>> start Given entries

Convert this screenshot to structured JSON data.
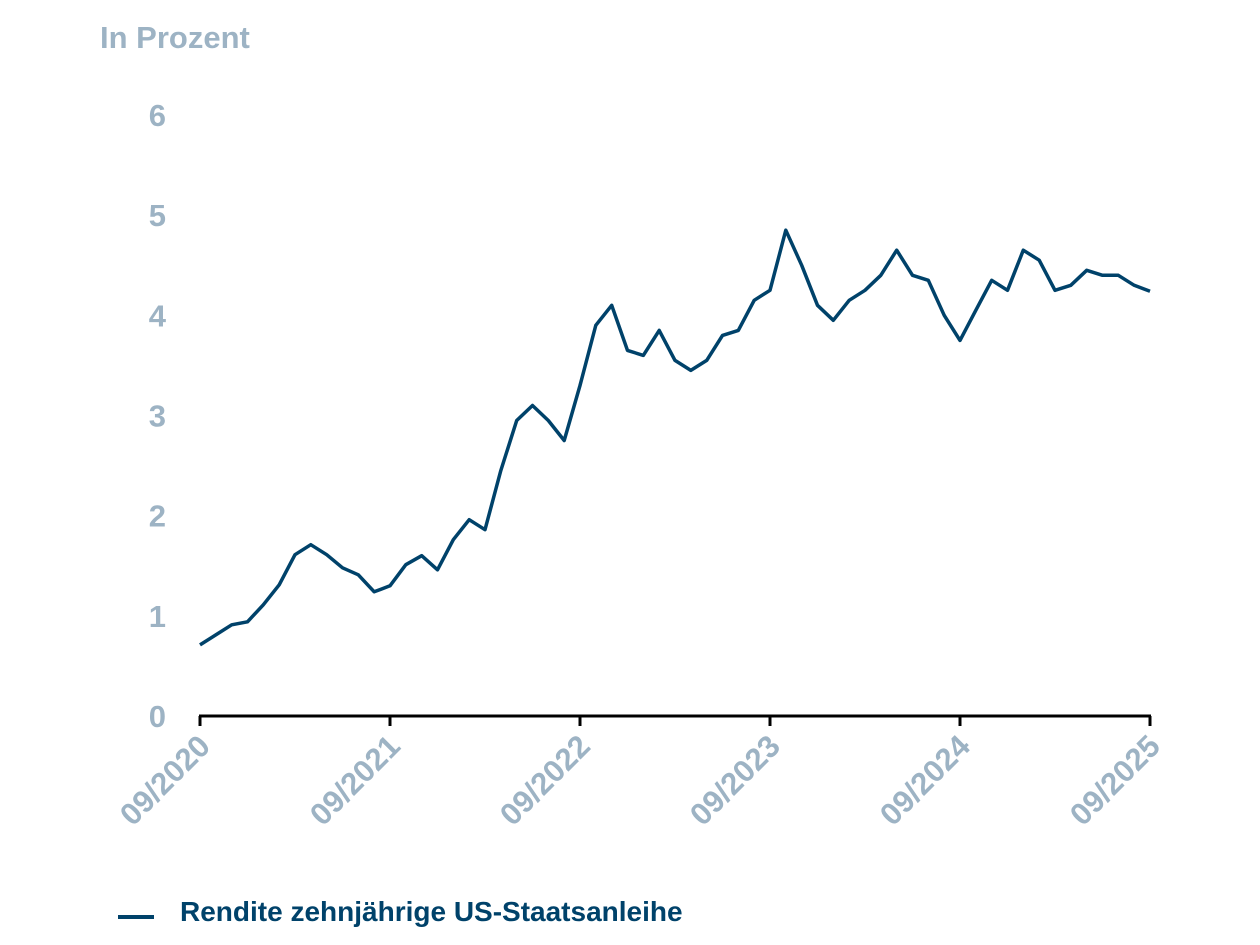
{
  "chart_data": {
    "type": "line",
    "title": "",
    "ylabel": "In Prozent",
    "xlabel": "",
    "ylim": [
      0,
      6
    ],
    "yticks": [
      "0",
      "1",
      "2",
      "3",
      "4",
      "5",
      "6"
    ],
    "xticks": [
      "09/2020",
      "09/2021",
      "09/2022",
      "09/2023",
      "09/2024",
      "09/2025"
    ],
    "grid": false,
    "legend_position": "bottom-left",
    "colors": {
      "line": "#00426a",
      "labels": "#9db3c4"
    },
    "series": [
      {
        "name": "Rendite zehnjährige US-Staatsanleihe",
        "x": [
          "2020-09",
          "2020-10",
          "2020-11",
          "2020-12",
          "2021-01",
          "2021-02",
          "2021-03",
          "2021-04",
          "2021-05",
          "2021-06",
          "2021-07",
          "2021-08",
          "2021-09",
          "2021-10",
          "2021-11",
          "2021-12",
          "2022-01",
          "2022-02",
          "2022-03",
          "2022-04",
          "2022-05",
          "2022-06",
          "2022-07",
          "2022-08",
          "2022-09",
          "2022-10",
          "2022-11",
          "2022-12",
          "2023-01",
          "2023-02",
          "2023-03",
          "2023-04",
          "2023-05",
          "2023-06",
          "2023-07",
          "2023-08",
          "2023-09",
          "2023-10",
          "2023-11",
          "2023-12",
          "2024-01",
          "2024-02",
          "2024-03",
          "2024-04",
          "2024-05",
          "2024-06",
          "2024-07",
          "2024-08",
          "2024-09",
          "2024-10",
          "2024-11",
          "2024-12",
          "2025-01",
          "2025-02",
          "2025-03",
          "2025-04",
          "2025-05",
          "2025-06",
          "2025-07",
          "2025-08",
          "2025-09"
        ],
        "values": [
          0.71,
          0.81,
          0.91,
          0.94,
          1.11,
          1.31,
          1.61,
          1.71,
          1.61,
          1.48,
          1.41,
          1.24,
          1.3,
          1.51,
          1.6,
          1.46,
          1.76,
          1.96,
          1.86,
          2.45,
          2.95,
          3.1,
          2.95,
          2.75,
          3.3,
          3.9,
          4.1,
          3.65,
          3.6,
          3.85,
          3.55,
          3.45,
          3.55,
          3.8,
          3.85,
          4.15,
          4.25,
          4.85,
          4.5,
          4.1,
          3.95,
          4.15,
          4.25,
          4.4,
          4.65,
          4.4,
          4.35,
          4.0,
          3.75,
          4.05,
          4.35,
          4.25,
          4.65,
          4.55,
          4.25,
          4.3,
          4.45,
          4.4,
          4.4,
          4.3,
          4.24
        ]
      }
    ]
  }
}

>> end Given entries

Repeat every record above exactly, but leave out any pictures.

◆ **Right answer**:
Convert this screenshot to structured JSON data.
{
  "chart_data": {
    "type": "line",
    "title": "",
    "ylabel": "In Prozent",
    "xlabel": "",
    "ylim": [
      0,
      6
    ],
    "yticks": [
      "0",
      "1",
      "2",
      "3",
      "4",
      "5",
      "6"
    ],
    "xticks": [
      "09/2020",
      "09/2021",
      "09/2022",
      "09/2023",
      "09/2024",
      "09/2025"
    ],
    "grid": false,
    "legend_position": "bottom-left",
    "colors": {
      "line": "#00426a",
      "labels": "#9db3c4"
    },
    "series": [
      {
        "name": "Rendite zehnjährige US-Staatsanleihe",
        "x": [
          "2020-09",
          "2020-10",
          "2020-11",
          "2020-12",
          "2021-01",
          "2021-02",
          "2021-03",
          "2021-04",
          "2021-05",
          "2021-06",
          "2021-07",
          "2021-08",
          "2021-09",
          "2021-10",
          "2021-11",
          "2021-12",
          "2022-01",
          "2022-02",
          "2022-03",
          "2022-04",
          "2022-05",
          "2022-06",
          "2022-07",
          "2022-08",
          "2022-09",
          "2022-10",
          "2022-11",
          "2022-12",
          "2023-01",
          "2023-02",
          "2023-03",
          "2023-04",
          "2023-05",
          "2023-06",
          "2023-07",
          "2023-08",
          "2023-09",
          "2023-10",
          "2023-11",
          "2023-12",
          "2024-01",
          "2024-02",
          "2024-03",
          "2024-04",
          "2024-05",
          "2024-06",
          "2024-07",
          "2024-08",
          "2024-09",
          "2024-10",
          "2024-11",
          "2024-12",
          "2025-01",
          "2025-02",
          "2025-03",
          "2025-04",
          "2025-05",
          "2025-06",
          "2025-07",
          "2025-08",
          "2025-09"
        ],
        "values": [
          0.71,
          0.81,
          0.91,
          0.94,
          1.11,
          1.31,
          1.61,
          1.71,
          1.61,
          1.48,
          1.41,
          1.24,
          1.3,
          1.51,
          1.6,
          1.46,
          1.76,
          1.96,
          1.86,
          2.45,
          2.95,
          3.1,
          2.95,
          2.75,
          3.3,
          3.9,
          4.1,
          3.65,
          3.6,
          3.85,
          3.55,
          3.45,
          3.55,
          3.8,
          3.85,
          4.15,
          4.25,
          4.85,
          4.5,
          4.1,
          3.95,
          4.15,
          4.25,
          4.4,
          4.65,
          4.4,
          4.35,
          4.0,
          3.75,
          4.05,
          4.35,
          4.25,
          4.65,
          4.55,
          4.25,
          4.3,
          4.45,
          4.4,
          4.4,
          4.3,
          4.24
        ]
      }
    ]
  }
}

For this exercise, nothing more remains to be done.